-- Start Provided data --
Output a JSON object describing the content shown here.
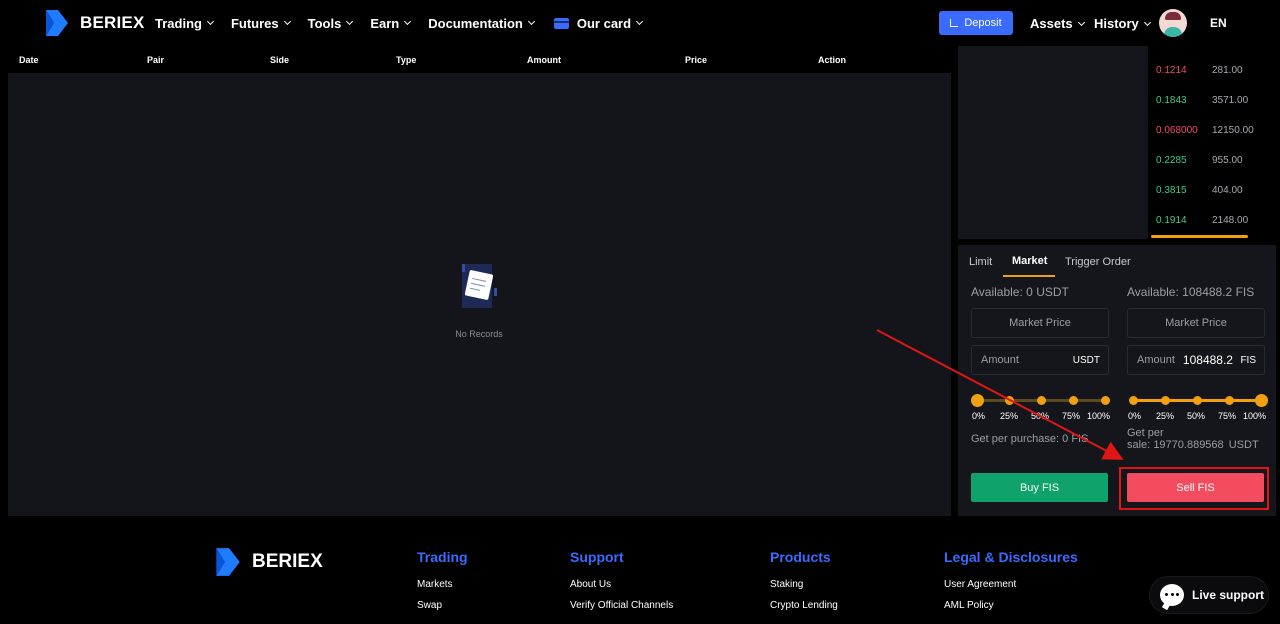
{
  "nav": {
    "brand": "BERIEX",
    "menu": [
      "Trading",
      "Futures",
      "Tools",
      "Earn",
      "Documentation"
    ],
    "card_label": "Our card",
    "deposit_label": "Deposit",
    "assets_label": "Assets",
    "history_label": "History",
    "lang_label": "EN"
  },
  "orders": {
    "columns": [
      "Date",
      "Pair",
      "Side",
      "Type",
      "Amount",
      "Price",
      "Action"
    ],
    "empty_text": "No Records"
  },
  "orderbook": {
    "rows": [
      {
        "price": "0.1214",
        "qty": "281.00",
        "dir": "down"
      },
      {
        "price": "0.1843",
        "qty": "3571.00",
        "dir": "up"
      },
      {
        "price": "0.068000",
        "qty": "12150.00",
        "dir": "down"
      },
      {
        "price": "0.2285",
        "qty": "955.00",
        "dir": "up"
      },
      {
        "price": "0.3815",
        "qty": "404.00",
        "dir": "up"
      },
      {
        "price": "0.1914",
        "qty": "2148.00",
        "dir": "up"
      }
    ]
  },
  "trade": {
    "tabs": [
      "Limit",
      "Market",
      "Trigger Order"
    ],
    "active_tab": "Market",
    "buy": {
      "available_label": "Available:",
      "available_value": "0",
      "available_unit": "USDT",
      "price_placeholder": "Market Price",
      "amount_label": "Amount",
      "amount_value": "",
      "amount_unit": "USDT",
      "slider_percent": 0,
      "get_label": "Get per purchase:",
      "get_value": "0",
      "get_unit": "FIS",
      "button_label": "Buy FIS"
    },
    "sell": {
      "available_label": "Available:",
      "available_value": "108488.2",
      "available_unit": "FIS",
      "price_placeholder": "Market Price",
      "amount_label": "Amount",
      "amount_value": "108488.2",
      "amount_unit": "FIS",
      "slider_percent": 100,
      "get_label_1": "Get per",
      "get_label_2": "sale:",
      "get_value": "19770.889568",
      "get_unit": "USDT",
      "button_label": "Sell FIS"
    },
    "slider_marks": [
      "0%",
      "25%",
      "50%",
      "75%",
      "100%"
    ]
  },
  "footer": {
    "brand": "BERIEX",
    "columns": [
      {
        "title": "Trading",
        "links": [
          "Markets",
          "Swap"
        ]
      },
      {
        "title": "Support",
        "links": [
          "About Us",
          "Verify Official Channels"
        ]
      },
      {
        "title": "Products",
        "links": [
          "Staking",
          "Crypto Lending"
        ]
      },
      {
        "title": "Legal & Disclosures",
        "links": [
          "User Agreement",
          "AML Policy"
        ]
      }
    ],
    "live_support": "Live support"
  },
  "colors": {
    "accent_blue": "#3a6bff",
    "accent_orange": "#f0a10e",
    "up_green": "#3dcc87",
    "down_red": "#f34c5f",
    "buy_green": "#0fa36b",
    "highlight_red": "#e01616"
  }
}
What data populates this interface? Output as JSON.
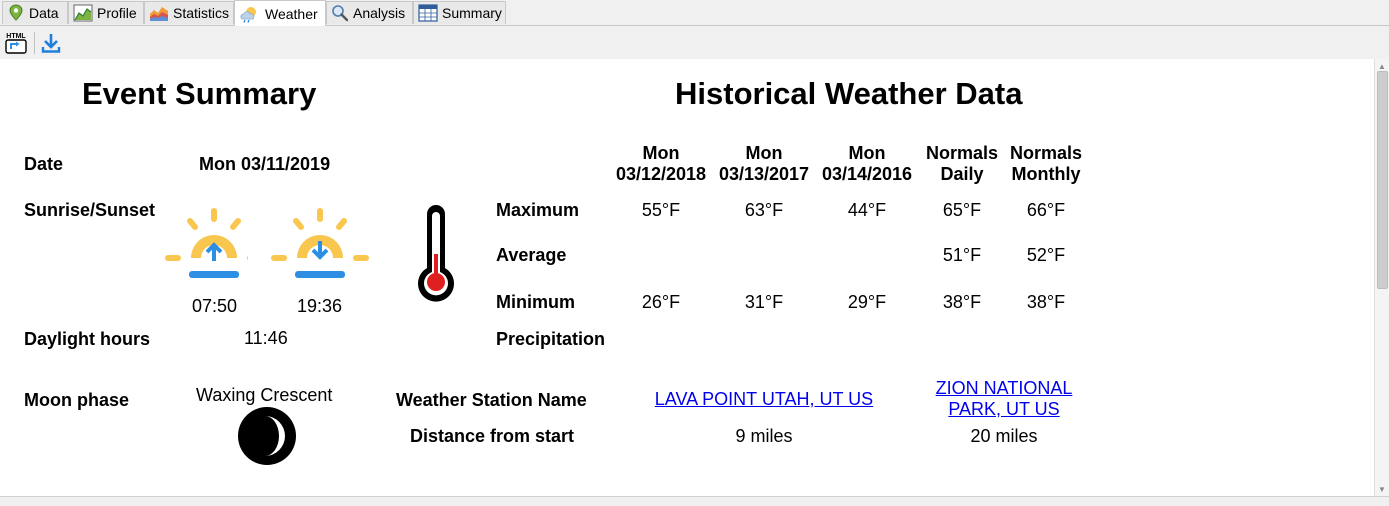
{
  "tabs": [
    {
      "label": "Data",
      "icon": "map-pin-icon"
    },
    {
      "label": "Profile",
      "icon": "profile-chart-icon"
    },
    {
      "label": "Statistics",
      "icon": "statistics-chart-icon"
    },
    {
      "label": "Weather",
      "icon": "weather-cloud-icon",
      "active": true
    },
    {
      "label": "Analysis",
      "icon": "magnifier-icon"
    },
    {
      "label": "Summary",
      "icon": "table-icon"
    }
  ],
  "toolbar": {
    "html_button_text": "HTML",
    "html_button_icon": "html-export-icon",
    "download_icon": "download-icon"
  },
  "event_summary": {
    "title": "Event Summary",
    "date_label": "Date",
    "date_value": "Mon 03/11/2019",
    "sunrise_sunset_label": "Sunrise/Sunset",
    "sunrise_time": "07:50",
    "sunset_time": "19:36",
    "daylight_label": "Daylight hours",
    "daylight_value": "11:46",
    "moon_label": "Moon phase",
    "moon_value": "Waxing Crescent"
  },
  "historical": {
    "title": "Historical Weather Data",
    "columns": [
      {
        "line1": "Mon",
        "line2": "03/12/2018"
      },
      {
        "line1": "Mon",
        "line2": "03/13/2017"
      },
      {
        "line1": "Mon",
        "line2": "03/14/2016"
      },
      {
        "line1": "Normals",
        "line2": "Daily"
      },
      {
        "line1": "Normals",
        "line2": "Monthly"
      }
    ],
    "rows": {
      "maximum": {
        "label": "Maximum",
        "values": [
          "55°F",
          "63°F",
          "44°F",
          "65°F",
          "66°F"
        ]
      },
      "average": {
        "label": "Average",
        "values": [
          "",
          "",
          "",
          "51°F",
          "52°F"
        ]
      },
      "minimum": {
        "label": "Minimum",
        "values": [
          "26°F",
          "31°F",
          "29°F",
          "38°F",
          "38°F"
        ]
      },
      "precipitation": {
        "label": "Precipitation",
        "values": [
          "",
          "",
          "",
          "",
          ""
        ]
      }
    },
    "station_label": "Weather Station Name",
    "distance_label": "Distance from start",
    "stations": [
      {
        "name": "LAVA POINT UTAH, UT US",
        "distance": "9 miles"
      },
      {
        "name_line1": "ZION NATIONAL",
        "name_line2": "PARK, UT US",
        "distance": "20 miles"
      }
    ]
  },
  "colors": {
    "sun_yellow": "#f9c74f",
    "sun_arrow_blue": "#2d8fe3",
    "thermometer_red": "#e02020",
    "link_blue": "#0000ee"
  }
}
-- End Provided data --
*What is required*
Copy out all of the data word for word. Do not carry over any picture.

*Reply to the task*
Output a JSON object describing the content shown here.
{
  "nav": {
    "brand": "BERIEX",
    "menu": [
      "Trading",
      "Futures",
      "Tools",
      "Earn",
      "Documentation"
    ],
    "card_label": "Our card",
    "deposit_label": "Deposit",
    "assets_label": "Assets",
    "history_label": "History",
    "lang_label": "EN"
  },
  "orders": {
    "columns": [
      "Date",
      "Pair",
      "Side",
      "Type",
      "Amount",
      "Price",
      "Action"
    ],
    "empty_text": "No Records"
  },
  "orderbook": {
    "rows": [
      {
        "price": "0.1214",
        "qty": "281.00",
        "dir": "down"
      },
      {
        "price": "0.1843",
        "qty": "3571.00",
        "dir": "up"
      },
      {
        "price": "0.068000",
        "qty": "12150.00",
        "dir": "down"
      },
      {
        "price": "0.2285",
        "qty": "955.00",
        "dir": "up"
      },
      {
        "price": "0.3815",
        "qty": "404.00",
        "dir": "up"
      },
      {
        "price": "0.1914",
        "qty": "2148.00",
        "dir": "up"
      }
    ]
  },
  "trade": {
    "tabs": [
      "Limit",
      "Market",
      "Trigger Order"
    ],
    "active_tab": "Market",
    "buy": {
      "available_label": "Available:",
      "available_value": "0",
      "available_unit": "USDT",
      "price_placeholder": "Market Price",
      "amount_label": "Amount",
      "amount_value": "",
      "amount_unit": "USDT",
      "slider_percent": 0,
      "get_label": "Get per purchase:",
      "get_value": "0",
      "get_unit": "FIS",
      "button_label": "Buy FIS"
    },
    "sell": {
      "available_label": "Available:",
      "available_value": "108488.2",
      "available_unit": "FIS",
      "price_placeholder": "Market Price",
      "amount_label": "Amount",
      "amount_value": "108488.2",
      "amount_unit": "FIS",
      "slider_percent": 100,
      "get_label_1": "Get per",
      "get_label_2": "sale:",
      "get_value": "19770.889568",
      "get_unit": "USDT",
      "button_label": "Sell FIS"
    },
    "slider_marks": [
      "0%",
      "25%",
      "50%",
      "75%",
      "100%"
    ]
  },
  "footer": {
    "brand": "BERIEX",
    "columns": [
      {
        "title": "Trading",
        "links": [
          "Markets",
          "Swap"
        ]
      },
      {
        "title": "Support",
        "links": [
          "About Us",
          "Verify Official Channels"
        ]
      },
      {
        "title": "Products",
        "links": [
          "Staking",
          "Crypto Lending"
        ]
      },
      {
        "title": "Legal & Disclosures",
        "links": [
          "User Agreement",
          "AML Policy"
        ]
      }
    ],
    "live_support": "Live support"
  },
  "colors": {
    "accent_blue": "#3a6bff",
    "accent_orange": "#f0a10e",
    "up_green": "#3dcc87",
    "down_red": "#f34c5f",
    "buy_green": "#0fa36b",
    "highlight_red": "#e01616"
  }
}
What data populates this interface? Output as JSON.
{
  "tabs": [
    {
      "label": "Data",
      "icon": "map-pin-icon"
    },
    {
      "label": "Profile",
      "icon": "profile-chart-icon"
    },
    {
      "label": "Statistics",
      "icon": "statistics-chart-icon"
    },
    {
      "label": "Weather",
      "icon": "weather-cloud-icon",
      "active": true
    },
    {
      "label": "Analysis",
      "icon": "magnifier-icon"
    },
    {
      "label": "Summary",
      "icon": "table-icon"
    }
  ],
  "toolbar": {
    "html_button_text": "HTML",
    "html_button_icon": "html-export-icon",
    "download_icon": "download-icon"
  },
  "event_summary": {
    "title": "Event Summary",
    "date_label": "Date",
    "date_value": "Mon 03/11/2019",
    "sunrise_sunset_label": "Sunrise/Sunset",
    "sunrise_time": "07:50",
    "sunset_time": "19:36",
    "daylight_label": "Daylight hours",
    "daylight_value": "11:46",
    "moon_label": "Moon phase",
    "moon_value": "Waxing Crescent"
  },
  "historical": {
    "title": "Historical Weather Data",
    "columns": [
      {
        "line1": "Mon",
        "line2": "03/12/2018"
      },
      {
        "line1": "Mon",
        "line2": "03/13/2017"
      },
      {
        "line1": "Mon",
        "line2": "03/14/2016"
      },
      {
        "line1": "Normals",
        "line2": "Daily"
      },
      {
        "line1": "Normals",
        "line2": "Monthly"
      }
    ],
    "rows": {
      "maximum": {
        "label": "Maximum",
        "values": [
          "55°F",
          "63°F",
          "44°F",
          "65°F",
          "66°F"
        ]
      },
      "average": {
        "label": "Average",
        "values": [
          "",
          "",
          "",
          "51°F",
          "52°F"
        ]
      },
      "minimum": {
        "label": "Minimum",
        "values": [
          "26°F",
          "31°F",
          "29°F",
          "38°F",
          "38°F"
        ]
      },
      "precipitation": {
        "label": "Precipitation",
        "values": [
          "",
          "",
          "",
          "",
          ""
        ]
      }
    },
    "station_label": "Weather Station Name",
    "distance_label": "Distance from start",
    "stations": [
      {
        "name": "LAVA POINT UTAH, UT US",
        "distance": "9 miles"
      },
      {
        "name_line1": "ZION NATIONAL",
        "name_line2": "PARK, UT US",
        "distance": "20 miles"
      }
    ]
  },
  "colors": {
    "sun_yellow": "#f9c74f",
    "sun_arrow_blue": "#2d8fe3",
    "thermometer_red": "#e02020",
    "link_blue": "#0000ee"
  }
}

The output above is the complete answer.